### The exercise:
Print the records below exactly, from the start through the line containing "power-consumption-table: 型 号", including that line.
-------- Exercise data
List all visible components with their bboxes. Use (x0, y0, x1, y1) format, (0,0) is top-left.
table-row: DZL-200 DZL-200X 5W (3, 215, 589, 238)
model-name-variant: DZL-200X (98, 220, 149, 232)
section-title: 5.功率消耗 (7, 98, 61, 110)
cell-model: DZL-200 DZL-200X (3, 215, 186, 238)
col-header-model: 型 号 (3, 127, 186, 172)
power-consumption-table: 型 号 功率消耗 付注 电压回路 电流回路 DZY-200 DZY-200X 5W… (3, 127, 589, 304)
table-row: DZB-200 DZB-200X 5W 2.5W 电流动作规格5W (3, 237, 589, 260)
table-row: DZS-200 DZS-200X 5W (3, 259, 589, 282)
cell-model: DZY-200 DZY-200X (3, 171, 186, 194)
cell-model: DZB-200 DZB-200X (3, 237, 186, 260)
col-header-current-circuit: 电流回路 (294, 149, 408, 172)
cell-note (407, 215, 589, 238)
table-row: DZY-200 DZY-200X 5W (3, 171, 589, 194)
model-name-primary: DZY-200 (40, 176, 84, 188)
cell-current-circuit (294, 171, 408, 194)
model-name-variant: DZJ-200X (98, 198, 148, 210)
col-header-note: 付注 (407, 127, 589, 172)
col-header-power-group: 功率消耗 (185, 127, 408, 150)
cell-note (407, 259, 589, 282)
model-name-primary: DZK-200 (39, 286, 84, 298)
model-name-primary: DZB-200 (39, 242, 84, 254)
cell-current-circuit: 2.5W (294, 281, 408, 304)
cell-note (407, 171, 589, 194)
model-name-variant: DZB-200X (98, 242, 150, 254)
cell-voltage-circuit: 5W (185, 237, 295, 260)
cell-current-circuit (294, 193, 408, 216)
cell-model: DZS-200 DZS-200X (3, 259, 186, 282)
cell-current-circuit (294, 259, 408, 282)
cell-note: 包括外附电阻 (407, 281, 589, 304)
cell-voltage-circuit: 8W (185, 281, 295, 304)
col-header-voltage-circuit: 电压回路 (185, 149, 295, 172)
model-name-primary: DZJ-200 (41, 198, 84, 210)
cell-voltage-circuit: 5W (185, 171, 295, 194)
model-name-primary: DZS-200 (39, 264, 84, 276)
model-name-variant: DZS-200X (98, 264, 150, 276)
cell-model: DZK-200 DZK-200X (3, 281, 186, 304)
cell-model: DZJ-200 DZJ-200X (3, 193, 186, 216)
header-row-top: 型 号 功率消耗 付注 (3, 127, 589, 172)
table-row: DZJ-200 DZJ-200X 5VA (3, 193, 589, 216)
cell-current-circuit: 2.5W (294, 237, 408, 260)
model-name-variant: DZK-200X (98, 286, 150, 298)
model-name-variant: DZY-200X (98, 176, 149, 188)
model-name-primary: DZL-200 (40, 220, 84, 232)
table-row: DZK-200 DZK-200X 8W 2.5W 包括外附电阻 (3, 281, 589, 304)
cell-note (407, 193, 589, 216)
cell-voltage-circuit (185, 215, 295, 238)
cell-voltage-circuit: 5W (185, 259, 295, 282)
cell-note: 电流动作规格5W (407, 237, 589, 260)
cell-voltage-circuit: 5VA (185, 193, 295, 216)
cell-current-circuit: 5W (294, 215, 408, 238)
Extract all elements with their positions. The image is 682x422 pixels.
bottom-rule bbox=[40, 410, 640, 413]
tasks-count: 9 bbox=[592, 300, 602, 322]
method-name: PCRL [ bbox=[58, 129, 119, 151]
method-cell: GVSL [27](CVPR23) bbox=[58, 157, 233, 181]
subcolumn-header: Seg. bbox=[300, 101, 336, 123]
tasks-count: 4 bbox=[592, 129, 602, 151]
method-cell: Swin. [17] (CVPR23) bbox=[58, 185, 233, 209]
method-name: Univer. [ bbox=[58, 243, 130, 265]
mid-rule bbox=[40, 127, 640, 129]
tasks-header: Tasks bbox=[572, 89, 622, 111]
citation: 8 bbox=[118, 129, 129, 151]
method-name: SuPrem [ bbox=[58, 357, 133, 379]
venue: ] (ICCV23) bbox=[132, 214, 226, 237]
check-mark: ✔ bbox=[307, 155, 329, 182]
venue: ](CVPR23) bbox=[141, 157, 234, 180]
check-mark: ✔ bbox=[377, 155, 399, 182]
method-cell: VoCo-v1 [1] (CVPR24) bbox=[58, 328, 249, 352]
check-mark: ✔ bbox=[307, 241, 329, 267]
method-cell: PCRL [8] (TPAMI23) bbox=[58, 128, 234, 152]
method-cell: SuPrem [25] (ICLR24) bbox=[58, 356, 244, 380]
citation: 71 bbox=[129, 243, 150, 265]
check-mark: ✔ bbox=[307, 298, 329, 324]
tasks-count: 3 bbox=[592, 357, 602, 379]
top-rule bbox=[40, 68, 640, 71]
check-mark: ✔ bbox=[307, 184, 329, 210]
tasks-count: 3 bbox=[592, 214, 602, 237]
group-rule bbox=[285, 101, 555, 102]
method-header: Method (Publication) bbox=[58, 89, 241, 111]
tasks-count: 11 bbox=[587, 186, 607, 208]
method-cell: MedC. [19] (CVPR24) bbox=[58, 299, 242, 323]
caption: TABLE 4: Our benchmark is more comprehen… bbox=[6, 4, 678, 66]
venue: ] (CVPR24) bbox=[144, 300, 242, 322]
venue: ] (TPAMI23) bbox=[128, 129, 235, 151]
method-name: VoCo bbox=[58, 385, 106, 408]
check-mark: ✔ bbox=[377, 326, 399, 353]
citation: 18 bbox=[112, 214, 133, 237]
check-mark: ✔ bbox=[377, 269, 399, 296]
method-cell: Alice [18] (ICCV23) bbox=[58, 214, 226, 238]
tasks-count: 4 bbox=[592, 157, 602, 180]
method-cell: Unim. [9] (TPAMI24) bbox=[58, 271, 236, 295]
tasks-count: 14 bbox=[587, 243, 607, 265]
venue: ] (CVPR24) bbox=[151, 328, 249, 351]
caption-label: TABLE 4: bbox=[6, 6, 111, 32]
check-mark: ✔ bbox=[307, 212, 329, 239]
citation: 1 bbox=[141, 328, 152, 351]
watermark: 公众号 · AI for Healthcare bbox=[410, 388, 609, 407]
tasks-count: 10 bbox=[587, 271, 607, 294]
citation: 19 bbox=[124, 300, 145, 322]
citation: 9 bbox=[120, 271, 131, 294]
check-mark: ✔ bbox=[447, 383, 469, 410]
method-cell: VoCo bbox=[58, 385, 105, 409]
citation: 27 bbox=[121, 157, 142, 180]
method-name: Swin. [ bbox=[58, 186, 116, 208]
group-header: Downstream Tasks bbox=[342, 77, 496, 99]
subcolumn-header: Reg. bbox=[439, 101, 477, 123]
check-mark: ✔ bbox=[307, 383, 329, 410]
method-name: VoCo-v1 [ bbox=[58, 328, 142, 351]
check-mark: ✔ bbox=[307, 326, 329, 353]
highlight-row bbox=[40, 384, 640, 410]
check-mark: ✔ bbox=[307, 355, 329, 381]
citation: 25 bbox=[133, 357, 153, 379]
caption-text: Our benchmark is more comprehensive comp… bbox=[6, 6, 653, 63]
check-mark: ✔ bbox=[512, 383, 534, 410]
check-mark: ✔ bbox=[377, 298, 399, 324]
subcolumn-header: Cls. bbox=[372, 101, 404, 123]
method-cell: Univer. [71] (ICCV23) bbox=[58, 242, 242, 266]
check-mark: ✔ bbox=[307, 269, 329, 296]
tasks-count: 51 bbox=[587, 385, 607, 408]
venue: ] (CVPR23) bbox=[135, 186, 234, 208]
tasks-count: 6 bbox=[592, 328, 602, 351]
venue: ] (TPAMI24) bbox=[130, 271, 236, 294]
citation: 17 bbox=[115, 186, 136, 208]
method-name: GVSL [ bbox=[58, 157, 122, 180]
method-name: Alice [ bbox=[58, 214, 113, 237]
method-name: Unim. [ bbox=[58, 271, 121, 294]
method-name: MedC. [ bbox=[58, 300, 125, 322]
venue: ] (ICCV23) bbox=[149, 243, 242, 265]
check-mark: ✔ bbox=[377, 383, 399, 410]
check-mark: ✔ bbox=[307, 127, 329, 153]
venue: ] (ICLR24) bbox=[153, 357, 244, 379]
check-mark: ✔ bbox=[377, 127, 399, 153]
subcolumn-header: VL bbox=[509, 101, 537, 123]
----------------
### Written answer:
List all visible components with their bboxes. Use (x0, y0, x1, y1) format, (0,0) is top-left.
table-row: DZL-200 DZL-200X 5W (3, 215, 589, 238)
model-name-variant: DZL-200X (98, 220, 149, 232)
section-title: 5.功率消耗 (7, 98, 61, 110)
cell-model: DZL-200 DZL-200X (3, 215, 186, 238)
col-header-model: 型 号 (3, 127, 186, 172)
power-consumption-table: 型 号 功率消耗 付注 电压回路 电流回路 DZY-200 DZY-200X 5W… (3, 127, 589, 304)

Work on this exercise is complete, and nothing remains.